Start of Dataset excerpts
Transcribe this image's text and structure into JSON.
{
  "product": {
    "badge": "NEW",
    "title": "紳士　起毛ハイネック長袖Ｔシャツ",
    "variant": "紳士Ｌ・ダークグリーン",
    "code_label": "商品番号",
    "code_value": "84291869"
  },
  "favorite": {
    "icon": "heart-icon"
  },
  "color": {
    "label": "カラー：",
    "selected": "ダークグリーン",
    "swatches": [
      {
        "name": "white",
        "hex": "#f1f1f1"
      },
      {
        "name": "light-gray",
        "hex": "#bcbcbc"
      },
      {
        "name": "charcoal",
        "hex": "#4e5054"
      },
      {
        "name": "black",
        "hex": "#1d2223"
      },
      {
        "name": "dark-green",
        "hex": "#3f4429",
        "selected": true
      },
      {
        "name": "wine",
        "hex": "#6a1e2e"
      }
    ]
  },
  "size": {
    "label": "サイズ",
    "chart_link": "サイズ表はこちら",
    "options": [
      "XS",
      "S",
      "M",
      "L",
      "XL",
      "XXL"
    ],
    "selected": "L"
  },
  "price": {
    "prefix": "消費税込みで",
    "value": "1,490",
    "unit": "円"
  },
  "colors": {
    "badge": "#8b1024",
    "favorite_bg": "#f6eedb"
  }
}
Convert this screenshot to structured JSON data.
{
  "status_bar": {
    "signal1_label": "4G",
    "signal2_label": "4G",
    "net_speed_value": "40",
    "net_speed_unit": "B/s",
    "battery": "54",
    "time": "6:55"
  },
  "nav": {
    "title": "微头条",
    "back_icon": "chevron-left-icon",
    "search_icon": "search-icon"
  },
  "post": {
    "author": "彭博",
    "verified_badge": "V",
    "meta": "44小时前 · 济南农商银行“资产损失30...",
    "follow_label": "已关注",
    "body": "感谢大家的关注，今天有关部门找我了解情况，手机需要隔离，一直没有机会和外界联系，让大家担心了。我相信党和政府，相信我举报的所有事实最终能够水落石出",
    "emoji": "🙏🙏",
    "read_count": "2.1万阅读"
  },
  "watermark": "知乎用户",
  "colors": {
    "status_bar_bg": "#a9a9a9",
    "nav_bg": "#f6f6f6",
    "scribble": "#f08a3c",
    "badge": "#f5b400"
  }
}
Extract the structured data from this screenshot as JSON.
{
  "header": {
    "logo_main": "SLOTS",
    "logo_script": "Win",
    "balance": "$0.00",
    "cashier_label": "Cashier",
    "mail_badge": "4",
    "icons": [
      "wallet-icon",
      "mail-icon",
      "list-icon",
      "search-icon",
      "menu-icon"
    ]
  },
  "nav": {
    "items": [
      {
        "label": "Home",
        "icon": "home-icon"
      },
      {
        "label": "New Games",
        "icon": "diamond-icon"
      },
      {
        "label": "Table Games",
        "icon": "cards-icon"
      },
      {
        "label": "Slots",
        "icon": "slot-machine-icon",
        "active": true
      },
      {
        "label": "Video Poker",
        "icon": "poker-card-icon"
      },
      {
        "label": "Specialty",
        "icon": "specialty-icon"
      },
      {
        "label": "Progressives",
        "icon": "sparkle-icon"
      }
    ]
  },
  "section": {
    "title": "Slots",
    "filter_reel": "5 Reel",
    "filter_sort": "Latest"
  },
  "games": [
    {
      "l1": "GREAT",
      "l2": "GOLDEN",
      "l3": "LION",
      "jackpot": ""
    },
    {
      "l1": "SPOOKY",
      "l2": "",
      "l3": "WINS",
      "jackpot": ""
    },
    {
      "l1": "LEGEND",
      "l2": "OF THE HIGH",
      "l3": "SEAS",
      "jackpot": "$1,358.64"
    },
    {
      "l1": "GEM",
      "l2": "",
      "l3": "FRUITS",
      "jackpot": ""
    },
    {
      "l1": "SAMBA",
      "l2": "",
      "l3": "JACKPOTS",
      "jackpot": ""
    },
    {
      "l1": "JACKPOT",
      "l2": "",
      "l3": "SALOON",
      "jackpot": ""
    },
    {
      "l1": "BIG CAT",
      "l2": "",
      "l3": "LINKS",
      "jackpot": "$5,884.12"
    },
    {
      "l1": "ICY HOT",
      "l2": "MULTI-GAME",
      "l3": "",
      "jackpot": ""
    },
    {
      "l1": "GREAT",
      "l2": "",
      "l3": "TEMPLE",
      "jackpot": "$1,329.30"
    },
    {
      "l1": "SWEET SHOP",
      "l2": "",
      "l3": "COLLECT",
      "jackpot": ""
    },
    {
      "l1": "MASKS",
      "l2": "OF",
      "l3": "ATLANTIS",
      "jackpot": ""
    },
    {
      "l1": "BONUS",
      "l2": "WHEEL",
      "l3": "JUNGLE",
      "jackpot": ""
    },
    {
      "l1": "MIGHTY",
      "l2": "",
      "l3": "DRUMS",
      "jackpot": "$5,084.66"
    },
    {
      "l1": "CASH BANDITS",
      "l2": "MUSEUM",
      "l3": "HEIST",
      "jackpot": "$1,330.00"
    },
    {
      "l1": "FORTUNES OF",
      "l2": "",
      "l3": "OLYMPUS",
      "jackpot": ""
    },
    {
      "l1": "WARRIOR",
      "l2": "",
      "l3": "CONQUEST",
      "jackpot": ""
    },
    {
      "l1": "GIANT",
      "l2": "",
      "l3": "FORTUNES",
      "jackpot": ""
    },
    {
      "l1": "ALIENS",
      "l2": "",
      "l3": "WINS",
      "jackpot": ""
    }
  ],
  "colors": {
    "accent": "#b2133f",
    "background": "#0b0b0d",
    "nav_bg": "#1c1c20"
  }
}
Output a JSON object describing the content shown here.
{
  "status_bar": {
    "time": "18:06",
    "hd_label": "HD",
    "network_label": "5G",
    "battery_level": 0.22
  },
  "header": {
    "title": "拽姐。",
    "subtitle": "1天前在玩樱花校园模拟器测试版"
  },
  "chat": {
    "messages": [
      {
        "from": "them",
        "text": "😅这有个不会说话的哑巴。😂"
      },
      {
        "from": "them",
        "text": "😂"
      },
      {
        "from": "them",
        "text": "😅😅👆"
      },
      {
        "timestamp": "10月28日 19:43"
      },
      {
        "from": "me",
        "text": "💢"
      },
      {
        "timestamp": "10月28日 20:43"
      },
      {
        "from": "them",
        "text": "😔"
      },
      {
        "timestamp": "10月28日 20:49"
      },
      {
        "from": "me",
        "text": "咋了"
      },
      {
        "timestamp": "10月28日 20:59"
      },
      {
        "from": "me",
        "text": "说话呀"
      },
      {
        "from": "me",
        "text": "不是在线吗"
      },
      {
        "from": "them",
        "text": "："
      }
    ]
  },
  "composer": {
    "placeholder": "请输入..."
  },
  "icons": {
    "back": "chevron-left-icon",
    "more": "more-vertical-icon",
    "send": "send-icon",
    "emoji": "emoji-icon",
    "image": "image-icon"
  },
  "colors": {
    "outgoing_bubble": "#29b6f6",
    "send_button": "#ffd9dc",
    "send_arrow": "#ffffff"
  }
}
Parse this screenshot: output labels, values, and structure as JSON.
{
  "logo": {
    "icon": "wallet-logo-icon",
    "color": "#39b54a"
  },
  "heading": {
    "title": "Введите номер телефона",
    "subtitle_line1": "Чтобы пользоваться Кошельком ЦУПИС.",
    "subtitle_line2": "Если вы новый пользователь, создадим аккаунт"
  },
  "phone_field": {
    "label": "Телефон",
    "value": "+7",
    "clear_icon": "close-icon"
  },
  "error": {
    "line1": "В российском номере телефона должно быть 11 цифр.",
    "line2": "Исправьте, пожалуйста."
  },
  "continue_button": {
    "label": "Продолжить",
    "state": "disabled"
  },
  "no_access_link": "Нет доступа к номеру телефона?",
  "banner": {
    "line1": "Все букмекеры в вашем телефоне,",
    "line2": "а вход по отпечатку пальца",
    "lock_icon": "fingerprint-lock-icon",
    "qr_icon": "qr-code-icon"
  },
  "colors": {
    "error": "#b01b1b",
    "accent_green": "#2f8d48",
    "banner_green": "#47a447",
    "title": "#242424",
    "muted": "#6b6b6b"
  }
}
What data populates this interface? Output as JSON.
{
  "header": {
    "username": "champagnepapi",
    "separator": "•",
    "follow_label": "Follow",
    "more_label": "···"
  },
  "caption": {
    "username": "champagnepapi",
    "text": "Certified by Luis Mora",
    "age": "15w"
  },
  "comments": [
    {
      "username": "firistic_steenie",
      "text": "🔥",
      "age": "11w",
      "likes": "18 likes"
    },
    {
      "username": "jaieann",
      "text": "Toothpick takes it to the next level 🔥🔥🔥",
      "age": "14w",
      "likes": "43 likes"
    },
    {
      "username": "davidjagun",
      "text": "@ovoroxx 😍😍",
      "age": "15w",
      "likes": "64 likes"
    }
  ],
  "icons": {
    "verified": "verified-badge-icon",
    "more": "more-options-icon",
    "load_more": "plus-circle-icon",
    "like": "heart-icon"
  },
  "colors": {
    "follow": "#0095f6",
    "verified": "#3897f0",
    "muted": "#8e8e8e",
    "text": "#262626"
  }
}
End of Dataset excerpts
Task description:
Show each line of the data that contains the string "JSON".

Result for this task:
Transcribe this image's text and structure into JSON.
Convert this screenshot to structured JSON data.
Extract the structured data from this screenshot as JSON.
Output a JSON object describing the content shown here.
Parse this screenshot: output labels, values, and structure as JSON.
What data populates this interface? Output as JSON.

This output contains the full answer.